YOUR OBJECTIVE
Locate every line in the records below that contains the word "source", and copy each one.

Structured figure records
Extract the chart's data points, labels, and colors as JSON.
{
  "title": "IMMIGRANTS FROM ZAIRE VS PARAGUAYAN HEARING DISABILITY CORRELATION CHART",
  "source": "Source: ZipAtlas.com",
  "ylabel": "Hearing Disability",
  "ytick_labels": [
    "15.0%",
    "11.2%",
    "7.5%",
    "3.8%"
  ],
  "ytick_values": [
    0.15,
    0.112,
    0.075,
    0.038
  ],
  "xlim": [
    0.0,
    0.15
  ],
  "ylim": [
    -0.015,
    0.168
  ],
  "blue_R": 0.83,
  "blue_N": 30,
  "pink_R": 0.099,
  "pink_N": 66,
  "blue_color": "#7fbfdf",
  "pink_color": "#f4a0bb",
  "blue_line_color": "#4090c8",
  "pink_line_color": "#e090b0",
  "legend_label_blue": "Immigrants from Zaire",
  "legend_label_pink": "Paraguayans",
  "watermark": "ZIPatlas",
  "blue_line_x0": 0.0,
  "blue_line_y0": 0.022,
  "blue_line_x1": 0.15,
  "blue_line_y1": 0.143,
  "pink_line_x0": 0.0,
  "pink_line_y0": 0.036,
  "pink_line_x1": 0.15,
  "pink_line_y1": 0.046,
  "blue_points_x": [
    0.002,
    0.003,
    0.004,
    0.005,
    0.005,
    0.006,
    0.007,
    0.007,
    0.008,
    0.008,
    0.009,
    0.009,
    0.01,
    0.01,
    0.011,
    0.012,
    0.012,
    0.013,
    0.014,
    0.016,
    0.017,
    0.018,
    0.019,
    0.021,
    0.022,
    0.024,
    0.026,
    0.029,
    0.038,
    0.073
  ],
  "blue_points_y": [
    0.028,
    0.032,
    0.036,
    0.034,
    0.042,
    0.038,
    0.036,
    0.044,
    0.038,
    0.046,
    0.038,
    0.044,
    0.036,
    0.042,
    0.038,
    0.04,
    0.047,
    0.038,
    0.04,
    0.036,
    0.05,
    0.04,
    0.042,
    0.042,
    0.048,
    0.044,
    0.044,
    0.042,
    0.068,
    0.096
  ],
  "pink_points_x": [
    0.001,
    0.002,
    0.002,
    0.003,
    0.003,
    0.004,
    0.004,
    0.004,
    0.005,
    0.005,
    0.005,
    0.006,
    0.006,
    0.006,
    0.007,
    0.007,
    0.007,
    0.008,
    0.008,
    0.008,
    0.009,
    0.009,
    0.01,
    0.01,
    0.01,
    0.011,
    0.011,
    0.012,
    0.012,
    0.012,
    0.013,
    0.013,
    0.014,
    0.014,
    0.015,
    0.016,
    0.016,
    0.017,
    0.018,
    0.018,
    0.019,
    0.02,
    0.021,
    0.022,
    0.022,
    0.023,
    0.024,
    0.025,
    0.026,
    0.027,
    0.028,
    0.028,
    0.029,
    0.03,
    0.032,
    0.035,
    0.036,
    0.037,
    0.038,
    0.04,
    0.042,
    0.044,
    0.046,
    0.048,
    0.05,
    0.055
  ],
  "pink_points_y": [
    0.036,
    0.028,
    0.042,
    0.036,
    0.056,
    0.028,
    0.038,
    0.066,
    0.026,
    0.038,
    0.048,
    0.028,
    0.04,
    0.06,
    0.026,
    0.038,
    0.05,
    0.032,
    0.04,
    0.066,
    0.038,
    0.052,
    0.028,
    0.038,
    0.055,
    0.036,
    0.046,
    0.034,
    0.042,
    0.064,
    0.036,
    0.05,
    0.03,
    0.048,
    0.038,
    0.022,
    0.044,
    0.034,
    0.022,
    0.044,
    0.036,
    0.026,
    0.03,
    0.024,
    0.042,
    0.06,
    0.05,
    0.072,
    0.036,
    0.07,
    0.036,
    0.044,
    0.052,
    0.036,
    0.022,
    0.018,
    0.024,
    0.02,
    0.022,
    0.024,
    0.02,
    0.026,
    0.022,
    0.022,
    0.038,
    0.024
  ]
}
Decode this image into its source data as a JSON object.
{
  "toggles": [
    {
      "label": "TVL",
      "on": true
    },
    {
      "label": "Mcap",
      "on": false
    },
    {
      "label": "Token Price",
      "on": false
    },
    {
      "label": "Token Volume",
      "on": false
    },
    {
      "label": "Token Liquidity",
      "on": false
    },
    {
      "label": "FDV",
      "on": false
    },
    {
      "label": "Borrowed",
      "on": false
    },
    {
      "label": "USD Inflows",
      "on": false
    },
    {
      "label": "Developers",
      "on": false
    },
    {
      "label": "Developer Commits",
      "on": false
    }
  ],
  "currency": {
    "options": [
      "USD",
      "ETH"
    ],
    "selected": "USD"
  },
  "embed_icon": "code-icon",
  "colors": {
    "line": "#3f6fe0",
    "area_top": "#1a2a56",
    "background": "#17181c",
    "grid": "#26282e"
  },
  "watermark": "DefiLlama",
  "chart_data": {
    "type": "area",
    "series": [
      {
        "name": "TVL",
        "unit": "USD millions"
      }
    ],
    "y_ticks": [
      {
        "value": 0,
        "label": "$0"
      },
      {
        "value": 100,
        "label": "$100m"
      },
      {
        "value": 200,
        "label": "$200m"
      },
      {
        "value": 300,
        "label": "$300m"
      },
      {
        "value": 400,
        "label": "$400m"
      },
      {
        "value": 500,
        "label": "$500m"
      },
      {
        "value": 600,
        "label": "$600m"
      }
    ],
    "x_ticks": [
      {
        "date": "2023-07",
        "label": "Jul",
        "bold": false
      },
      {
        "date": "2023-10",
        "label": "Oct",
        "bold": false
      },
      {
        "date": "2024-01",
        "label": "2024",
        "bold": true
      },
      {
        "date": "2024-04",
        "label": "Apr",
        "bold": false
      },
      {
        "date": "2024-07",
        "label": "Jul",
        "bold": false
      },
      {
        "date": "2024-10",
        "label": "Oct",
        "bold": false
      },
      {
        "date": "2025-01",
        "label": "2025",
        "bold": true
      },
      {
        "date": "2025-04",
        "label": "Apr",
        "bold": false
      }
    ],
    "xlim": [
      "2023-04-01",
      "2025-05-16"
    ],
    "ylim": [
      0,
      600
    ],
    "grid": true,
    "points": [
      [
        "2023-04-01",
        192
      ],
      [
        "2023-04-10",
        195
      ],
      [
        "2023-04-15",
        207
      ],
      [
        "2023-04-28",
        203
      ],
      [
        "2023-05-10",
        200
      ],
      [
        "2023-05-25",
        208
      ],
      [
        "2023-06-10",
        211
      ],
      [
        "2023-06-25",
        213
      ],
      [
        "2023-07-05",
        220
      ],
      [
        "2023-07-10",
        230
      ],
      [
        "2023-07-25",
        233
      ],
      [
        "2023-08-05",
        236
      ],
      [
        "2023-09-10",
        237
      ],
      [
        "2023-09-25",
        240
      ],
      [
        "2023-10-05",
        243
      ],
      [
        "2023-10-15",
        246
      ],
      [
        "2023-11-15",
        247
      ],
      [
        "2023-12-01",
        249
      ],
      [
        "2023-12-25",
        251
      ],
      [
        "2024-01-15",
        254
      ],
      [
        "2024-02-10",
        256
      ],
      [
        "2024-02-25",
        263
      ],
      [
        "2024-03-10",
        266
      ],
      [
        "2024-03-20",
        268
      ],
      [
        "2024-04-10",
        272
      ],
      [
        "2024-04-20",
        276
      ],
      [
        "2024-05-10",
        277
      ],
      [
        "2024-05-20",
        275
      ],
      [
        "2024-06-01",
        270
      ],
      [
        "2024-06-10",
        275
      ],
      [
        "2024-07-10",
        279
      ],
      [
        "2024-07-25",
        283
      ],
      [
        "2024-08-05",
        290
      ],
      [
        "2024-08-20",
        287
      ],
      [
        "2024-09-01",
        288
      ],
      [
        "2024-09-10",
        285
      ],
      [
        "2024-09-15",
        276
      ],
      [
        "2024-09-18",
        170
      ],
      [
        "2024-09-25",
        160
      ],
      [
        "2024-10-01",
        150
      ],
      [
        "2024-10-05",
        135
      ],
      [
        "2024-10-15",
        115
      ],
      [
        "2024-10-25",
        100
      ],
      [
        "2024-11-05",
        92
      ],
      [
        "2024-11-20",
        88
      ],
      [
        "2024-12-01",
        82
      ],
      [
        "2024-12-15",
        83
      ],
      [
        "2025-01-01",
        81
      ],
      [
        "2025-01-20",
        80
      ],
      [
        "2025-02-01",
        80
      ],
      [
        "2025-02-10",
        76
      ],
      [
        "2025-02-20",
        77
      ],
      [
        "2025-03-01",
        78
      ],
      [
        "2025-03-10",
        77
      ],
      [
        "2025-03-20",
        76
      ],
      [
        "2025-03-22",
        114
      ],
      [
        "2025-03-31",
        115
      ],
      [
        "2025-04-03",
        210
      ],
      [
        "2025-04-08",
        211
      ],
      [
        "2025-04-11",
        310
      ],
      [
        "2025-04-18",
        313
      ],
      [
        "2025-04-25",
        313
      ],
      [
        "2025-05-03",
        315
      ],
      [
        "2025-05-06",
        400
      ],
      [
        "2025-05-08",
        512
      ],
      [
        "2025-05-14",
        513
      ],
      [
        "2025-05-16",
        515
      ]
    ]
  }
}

SOLUTION
  "source": "Source: ZipAtlas.com",
Decode this image into its source data as a JSON object.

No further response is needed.